====== PASSAGE SHOWN ======

On December 6, 2022 the Company filed a certificate of Amendment to the Company’s Certificate of Formation with the Texas Secretary of State to effect a 1-for-20 reverse stock split. The reverse stock split was effective as of December 28, 2022.

 

Holders of the Series A Preferred Stock shall be entitled to receive dividends equal, on an as-if-converted basis, to and in the same form as dividends actually paid on shares of the Company’s common stock, par value $0.001 per share (“Common Stock”) when, as and if paid on shares of Common Stock. Each holder of outstanding Series A Preferred Stock is entitled to vote equal to the number of whole shares of Common Stock into which each share of the Series A Preferred Stock is convertible. Holders of Series A Preferred Stock are entitled, upon liquidation of the Company, to receive the same amount that a holder of Series A Preferred Stock would receive if the Series A Preferred Stock were fully converted into Common Stock.

 

Holders of the Series B Preferred Stock shall be entitled to receive dividends equal, on an as-if-converted basis, to and in the same form as dividends actually paid on shares of the Company’s common stock par value $0.001 per share (“Common Stock”) when, as and if paid on shares of Common Stock. Each holder of outstanding Series B Preferred Stock is entitled to vote equal to the number of whole shares of Common Stock into which each share of the Series B Preferred Stock is convertible. Holders of Series B Preferred Stock are entitled, upon liquidation of the Company, to receive the same amount that a holder of Series B Preferred Stock would receive if the Series B Preferred Stock were fully converted into Common Stock.

 

The Company analyzed the Preferred stock and the embedded conversion option for derivative accounting consideration under ASC 815-15 “Derivatives and Hedging” and determined that the conversion option should be classified as equity.

 

On February 6, 2023, the Company entered into an Underwriting Agreement (the “Underwriting Agreement”) in connection with an offering (the “Offering”) of its common stock, par value $0.001 per share (the “Common Stock”), with Aegis Capital Corp. (the “Underwriter”) as the underwriter, relating to an underwritten public offering of 1,727,273 shares of Common Stock at a public offering price of $2.20 per share. The Underwriting Agreement provides the Underwriter a 45-day option to purchase up to an additional 212,863 shares of Common Stock to cover over-allotments, if any.

====== DATA SECTION ======

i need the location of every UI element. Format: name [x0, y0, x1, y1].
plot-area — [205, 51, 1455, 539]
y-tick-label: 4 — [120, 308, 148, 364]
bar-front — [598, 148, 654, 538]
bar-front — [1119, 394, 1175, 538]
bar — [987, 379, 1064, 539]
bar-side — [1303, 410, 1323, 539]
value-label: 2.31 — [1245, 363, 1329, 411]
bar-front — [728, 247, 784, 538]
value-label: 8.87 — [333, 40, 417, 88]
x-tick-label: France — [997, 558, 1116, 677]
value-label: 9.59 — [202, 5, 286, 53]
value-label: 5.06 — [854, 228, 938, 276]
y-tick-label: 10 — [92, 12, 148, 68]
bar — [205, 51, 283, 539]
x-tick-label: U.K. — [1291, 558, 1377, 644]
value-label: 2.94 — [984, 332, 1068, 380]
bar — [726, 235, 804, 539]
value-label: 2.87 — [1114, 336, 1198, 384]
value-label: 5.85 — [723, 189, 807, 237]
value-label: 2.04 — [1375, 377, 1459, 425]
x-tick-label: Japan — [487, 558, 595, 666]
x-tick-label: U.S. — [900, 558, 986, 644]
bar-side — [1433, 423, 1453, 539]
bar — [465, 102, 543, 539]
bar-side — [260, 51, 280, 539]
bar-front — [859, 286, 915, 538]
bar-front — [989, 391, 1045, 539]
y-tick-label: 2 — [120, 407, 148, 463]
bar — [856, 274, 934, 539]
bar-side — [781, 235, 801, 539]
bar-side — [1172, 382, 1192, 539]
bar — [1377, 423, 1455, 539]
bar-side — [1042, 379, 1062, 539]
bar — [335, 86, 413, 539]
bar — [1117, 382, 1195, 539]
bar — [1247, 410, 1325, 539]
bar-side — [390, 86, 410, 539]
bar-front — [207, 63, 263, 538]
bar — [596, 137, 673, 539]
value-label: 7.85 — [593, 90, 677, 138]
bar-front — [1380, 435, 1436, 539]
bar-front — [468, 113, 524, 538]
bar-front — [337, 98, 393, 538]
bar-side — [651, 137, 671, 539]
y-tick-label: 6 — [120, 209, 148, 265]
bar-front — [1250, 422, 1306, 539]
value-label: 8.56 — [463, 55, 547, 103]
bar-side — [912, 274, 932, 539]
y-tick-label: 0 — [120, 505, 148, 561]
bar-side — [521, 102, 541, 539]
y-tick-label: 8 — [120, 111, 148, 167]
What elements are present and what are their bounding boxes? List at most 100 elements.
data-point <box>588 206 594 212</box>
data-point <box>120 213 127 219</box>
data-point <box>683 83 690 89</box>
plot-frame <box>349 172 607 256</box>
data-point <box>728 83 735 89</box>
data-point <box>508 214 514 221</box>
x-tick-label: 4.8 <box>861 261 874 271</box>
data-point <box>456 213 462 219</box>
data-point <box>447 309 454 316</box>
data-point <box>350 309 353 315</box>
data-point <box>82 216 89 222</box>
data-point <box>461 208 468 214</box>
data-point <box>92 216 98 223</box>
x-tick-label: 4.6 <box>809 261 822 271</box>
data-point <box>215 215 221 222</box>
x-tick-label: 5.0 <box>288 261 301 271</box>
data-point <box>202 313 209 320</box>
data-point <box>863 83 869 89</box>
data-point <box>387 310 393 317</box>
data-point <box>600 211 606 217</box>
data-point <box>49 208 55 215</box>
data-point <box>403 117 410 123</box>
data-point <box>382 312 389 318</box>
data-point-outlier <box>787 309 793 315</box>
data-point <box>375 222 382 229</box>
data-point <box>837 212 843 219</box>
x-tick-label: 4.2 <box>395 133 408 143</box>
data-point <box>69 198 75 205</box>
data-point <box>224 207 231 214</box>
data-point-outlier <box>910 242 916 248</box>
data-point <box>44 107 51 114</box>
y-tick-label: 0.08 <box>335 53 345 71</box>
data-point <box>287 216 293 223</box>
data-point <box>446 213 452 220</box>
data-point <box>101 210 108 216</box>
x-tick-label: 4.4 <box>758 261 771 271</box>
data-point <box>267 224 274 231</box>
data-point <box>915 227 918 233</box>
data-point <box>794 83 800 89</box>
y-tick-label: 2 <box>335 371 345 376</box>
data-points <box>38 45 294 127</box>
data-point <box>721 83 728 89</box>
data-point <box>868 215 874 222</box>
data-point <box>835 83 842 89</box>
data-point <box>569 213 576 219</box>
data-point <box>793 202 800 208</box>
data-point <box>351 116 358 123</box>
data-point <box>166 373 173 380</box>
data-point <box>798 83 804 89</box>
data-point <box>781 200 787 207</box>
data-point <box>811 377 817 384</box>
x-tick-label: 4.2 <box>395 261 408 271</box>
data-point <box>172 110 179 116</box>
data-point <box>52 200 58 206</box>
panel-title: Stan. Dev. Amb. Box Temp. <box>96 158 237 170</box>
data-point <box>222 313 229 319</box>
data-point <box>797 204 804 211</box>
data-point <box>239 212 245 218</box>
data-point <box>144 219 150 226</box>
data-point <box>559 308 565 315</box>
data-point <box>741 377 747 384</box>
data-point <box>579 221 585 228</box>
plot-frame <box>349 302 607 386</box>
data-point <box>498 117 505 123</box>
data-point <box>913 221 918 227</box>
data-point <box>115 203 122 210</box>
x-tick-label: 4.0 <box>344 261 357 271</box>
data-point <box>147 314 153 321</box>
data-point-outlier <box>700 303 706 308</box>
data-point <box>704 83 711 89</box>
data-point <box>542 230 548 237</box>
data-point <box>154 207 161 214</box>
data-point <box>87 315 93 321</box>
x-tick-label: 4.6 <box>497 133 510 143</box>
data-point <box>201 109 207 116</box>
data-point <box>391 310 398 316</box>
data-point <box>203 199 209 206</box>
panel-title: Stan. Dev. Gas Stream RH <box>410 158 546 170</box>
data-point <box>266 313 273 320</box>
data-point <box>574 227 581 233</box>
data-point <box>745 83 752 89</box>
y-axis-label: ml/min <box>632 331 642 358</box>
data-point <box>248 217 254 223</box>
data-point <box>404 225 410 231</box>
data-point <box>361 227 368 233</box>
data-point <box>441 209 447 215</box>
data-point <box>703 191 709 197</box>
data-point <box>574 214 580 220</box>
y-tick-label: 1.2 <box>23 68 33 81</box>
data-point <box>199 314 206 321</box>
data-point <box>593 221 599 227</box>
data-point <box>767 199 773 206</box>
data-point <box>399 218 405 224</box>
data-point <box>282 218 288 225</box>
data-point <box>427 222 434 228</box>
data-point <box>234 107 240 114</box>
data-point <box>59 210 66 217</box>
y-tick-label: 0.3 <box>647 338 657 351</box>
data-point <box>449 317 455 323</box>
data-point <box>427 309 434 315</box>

======

# [WORK INSTRUCTIONS]
**A.** What split ratio did the reverse stock split in the stock filing excerpt use?
**B.** Rewrite the stock filing excerpt, everything from "The Company analyzed" down to "over-allotments, if any.", putting "30-day" in place of "45-day".
**C.** Write the next part of the stock filing excerpt, starting after its last sentence.

# [SOLVED PROBLEMS]
**A.** 1-for-20

**B.**
The Company analyzed the Preferred stock and the embedded conversion option for derivative accounting consideration under ASC 815-15 “Derivatives and Hedging” and determined that the conversion option should be classified as equity.

 

On February 6, 2023, the Company entered into an Underwriting Agreement (the “Underwriting Agreement”) in connection with an offering (the “Offering”) of its common stock, par value $0.001 per share (the “Common Stock”), with Aegis Capital Corp. (the “Underwriter”) as the underwriter, relating to an underwritten public offering of 1,727,273 shares of Common Stock at a public offering price of $2.20 per share. The Underwriting Agreement provides the Underwriter a 30-day option to purchase up to an additional 212,863 shares of Common Stock to cover over-allotments, if any.

**C.**
 

 

The net proceeds to the Company from the Offering were approximately $3.4 million, after deducting underwriting discounts and the payment of other offering expenses associated with the Offering that are payable by the Company.

 

The Offering closed on February 8, 2023. The Common Stock was being offered pursuant to an effective registration statement on Form S-3 (File No. 333-264234), as well as a prospectus supplement in connection with the Offering filed with the Securities and Exchange Commission.

 

On June 30, 2023, there were 9,235,119 common shares issued and outstanding.

 

The following table summarizes the warrant activity for the six months ended June 30, 2023.

 

  

Warrant for

Common

Shares

  

Weighted

Average

Exercise Price

  

Remaining Contractual

Term

(Years)

  

Aggregate

Intrinsic

Value

 
Warrants Outstanding as of December 31, 2022   634,488   $80.32    3.23   $- 
Warrants Vested and exercisable at December 31, 2022   634,488   $80.32    3.23   $- 
Granted   -    -           
Exercised   -    -           
Forfeited, cancelled, expired   -    -           
Warrants Outstanding as of June 30, 2023   634,488   $80.32    2.74   $- 
Warrants Vested and exercisable at June 30, 2023   634,488   $80.32    2.74   $- 

 

Changes of Ownership of Alset International

 

In the year ended December 31, 2022 the Company purchased 6,670,200 shares of Alset International from the market.

 

On January 17, 2022 the Company entered into a securities purchase agreement with Chan Heng Fai, pursuant to which the Company agreed to purchase from Chan Heng Fai 293,428,200 ordinary shares of Alset International for a purchase price of 29,468,977 newly issued shares of the Company’s common stock. On February 28, 2022, the Company and Chan Heng Fai entered into an amendment to this securities purchase agreement pursuant to which the Company shall purchase these 293,428,200 ordinary shares of Alset International for a purchase price of 35,319,290 newly issued shares of the Company’s common stock. The closing of this transaction with Chan Heng Fai was subject to approval of the Nasdaq and the Company’s stockholders. These 293,428,200 ordinary shares of Alset International represent approximately 8.4% of the 3,492,713,362 total issued and outstanding shares of Alset International. The Company had a Special Meeting of Stockholders to vote on the approval of this transaction on June 6, 2022.

 

Due to these transactions the Company’s ownership of Alset International changed from 76.8% as of December 31, 2021 to 85.4% as of June 30, 2023 and December 31, 2022.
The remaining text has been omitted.